[Stored items]
= = =
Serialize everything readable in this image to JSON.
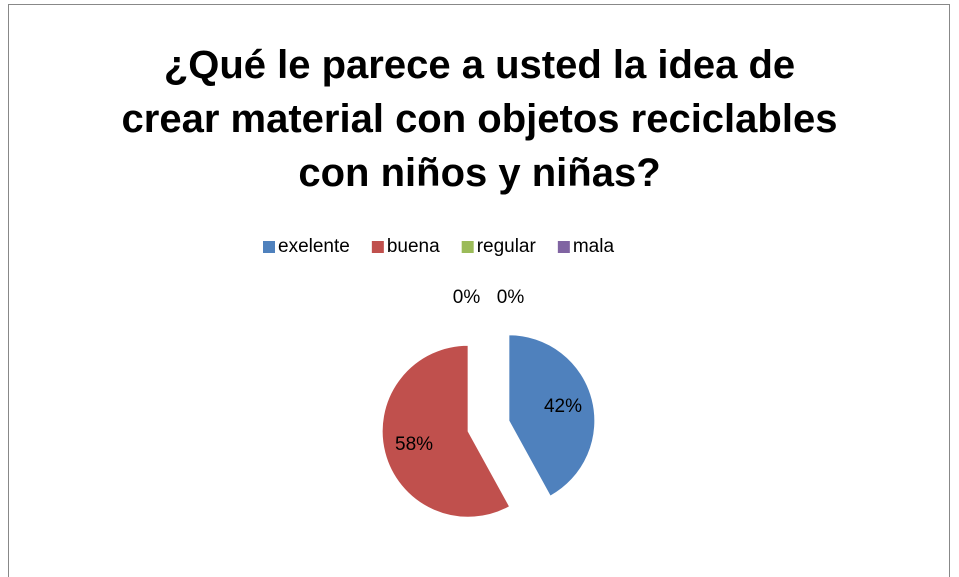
{
  "chart_data": {
    "type": "pie",
    "title": "¿Qué le parece a usted la idea de crear material con objetos reciclables con niños y niñas?",
    "categories": [
      "exelente",
      "buena",
      "regular",
      "mala"
    ],
    "values": [
      42,
      58,
      0,
      0
    ],
    "value_labels": [
      "42%",
      "58%",
      "0%",
      "0%"
    ],
    "colors": [
      "#4f81bd",
      "#c0504d",
      "#9bbb59",
      "#8064a2"
    ],
    "legend": "top"
  }
}
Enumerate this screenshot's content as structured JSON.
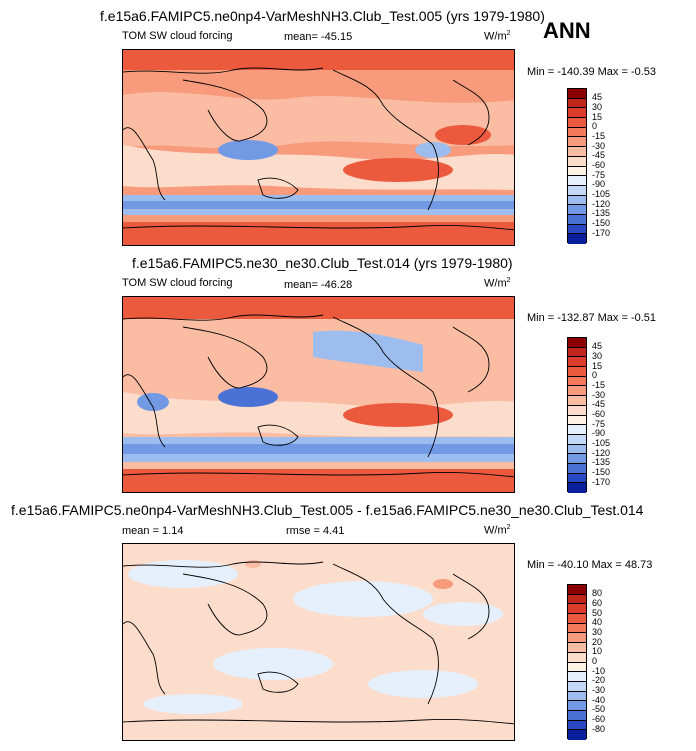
= = =
• **Requirement**
Return the entries unchanged, save for the pictures, which do not belong in the copy.

• **Response**
Serialize everything readable in this image to JSON.
{
  "chart_data": {
    "type": "pie",
    "title": "¿Qué le parece a usted la idea de crear material con objetos reciclables con niños y niñas?",
    "categories": [
      "exelente",
      "buena",
      "regular",
      "mala"
    ],
    "values": [
      42,
      58,
      0,
      0
    ],
    "value_labels": [
      "42%",
      "58%",
      "0%",
      "0%"
    ],
    "colors": [
      "#4f81bd",
      "#c0504d",
      "#9bbb59",
      "#8064a2"
    ],
    "legend": "top"
  }
}
Enumerate this screenshot's content as structured JSON.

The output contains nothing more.